Start of Page excerpt
While reflectance is a strong indicator of both physical and chemical leaf properties, the utility of knowing these features is limited without the ability to determine their molecular origin.
“We now have the ability to fly an airplane over a whole forest and rapidly document the traits of every tree’s canopy, but what we can actually say about a certain tree’s condition is still quite simple,” said Swenson, professor in the Department of Biological Sciences. “So, we wanted to go beyond that, asking: Is there a significant relationship between the reflectance of a leaf and its gene expression?”
In short, the answer is yes.
Swenson, with the help of graduate students and postdoctoral scholars, collected leaf samples from two common tree species—sugar maple and red maple—at the University’s UNDERC field site in northern Wisconsin and the Upper Peninsula of Michigan.
At the point of collection, reflectance data for the surface of each leaf was measured and recorded, before the sample was preserved and processed for gene expression analysis. This analysis focused on genes related to water response, drought, photosynthesis and plant-pest or plant-pathogen interactions. The reflectance data was also processed to determine the wavelengths of light reflected or absorbed by a particular leaf.
For more than half of the genes analyzed, the researchers found a strong correlation with specific reflectance wavelengths. This means that across most of the trees surveyed, those whose leaves expressed a certain gene reflected or absorbed the same “signature” wavelengths of light as other leaves that expressed the same gene.
End of Page excerpt
The task: Can you copy the passage on leaf reflectance and gene expression word for word, starting with "At the point" and going on through "a particular leaf."?
Start of Records provided
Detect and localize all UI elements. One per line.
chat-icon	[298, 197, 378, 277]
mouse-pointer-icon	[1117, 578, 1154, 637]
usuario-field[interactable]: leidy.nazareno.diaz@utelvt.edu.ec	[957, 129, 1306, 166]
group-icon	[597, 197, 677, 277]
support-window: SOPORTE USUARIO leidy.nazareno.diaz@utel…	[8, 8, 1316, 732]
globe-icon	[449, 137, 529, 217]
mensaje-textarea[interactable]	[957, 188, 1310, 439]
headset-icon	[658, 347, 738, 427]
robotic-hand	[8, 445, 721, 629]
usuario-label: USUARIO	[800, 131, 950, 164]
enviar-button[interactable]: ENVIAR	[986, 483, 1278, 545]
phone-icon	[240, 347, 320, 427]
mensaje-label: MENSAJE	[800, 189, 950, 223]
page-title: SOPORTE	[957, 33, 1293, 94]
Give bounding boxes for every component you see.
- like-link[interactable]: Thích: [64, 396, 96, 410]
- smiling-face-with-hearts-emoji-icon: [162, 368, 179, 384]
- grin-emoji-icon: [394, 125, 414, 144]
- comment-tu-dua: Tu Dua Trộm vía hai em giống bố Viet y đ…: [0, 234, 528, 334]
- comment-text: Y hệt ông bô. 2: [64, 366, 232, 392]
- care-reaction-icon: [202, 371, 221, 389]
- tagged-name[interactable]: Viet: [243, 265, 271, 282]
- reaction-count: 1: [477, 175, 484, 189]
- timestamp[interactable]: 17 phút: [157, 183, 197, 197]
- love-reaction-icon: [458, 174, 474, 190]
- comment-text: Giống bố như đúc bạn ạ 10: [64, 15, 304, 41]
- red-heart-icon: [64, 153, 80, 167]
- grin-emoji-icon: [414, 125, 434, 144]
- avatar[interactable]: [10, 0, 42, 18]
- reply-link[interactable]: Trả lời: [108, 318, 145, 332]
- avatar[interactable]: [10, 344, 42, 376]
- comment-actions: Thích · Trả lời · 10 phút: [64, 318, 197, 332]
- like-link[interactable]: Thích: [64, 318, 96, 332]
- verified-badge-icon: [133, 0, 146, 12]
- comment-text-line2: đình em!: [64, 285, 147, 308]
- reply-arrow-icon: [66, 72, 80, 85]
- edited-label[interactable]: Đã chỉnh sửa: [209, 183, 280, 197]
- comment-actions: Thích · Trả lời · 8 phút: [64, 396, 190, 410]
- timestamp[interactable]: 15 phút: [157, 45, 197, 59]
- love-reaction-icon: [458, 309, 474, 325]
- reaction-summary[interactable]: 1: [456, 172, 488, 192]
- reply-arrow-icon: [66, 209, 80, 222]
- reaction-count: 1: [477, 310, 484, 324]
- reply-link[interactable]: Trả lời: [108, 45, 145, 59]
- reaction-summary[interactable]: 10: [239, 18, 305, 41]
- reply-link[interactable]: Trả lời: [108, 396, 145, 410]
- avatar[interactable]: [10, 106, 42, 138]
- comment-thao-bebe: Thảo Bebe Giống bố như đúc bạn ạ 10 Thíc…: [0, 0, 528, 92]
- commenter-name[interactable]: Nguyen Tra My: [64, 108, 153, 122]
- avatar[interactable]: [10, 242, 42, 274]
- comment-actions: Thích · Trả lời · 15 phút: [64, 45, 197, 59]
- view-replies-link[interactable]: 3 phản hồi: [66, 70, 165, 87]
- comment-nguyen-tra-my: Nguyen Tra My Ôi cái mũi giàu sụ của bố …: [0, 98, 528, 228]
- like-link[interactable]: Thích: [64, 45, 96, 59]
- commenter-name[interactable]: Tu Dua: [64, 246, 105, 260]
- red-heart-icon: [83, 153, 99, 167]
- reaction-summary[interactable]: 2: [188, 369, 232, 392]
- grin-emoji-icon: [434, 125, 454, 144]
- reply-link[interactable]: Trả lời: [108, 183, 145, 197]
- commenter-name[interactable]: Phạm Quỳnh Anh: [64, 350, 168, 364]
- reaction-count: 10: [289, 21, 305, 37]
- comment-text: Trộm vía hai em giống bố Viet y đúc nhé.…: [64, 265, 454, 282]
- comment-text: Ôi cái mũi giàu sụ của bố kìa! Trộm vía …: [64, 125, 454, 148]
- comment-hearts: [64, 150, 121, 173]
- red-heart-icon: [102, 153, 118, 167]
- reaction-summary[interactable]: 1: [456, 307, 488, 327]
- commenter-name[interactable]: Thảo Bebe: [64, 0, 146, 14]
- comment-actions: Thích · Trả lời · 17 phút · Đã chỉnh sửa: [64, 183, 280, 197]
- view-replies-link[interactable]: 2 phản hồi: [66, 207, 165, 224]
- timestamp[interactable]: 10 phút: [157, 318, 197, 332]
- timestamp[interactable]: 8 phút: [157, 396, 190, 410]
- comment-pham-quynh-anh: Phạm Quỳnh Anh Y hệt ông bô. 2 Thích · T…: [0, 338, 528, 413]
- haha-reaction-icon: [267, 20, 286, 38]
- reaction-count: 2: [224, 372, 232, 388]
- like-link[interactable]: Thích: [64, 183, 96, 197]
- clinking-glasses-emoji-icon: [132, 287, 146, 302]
End of Records provided
Exercise solution:
At the point of collection, reflectance data for the surface of each leaf was measured and recorded, before the sample was preserved and processed for gene expression analysis. This analysis focused on genes related to water response, drought, photosynthesis and plant-pest or plant-pathogen interactions. The reflectance data was also processed to determine the wavelengths of light reflected or absorbed by a particular leaf.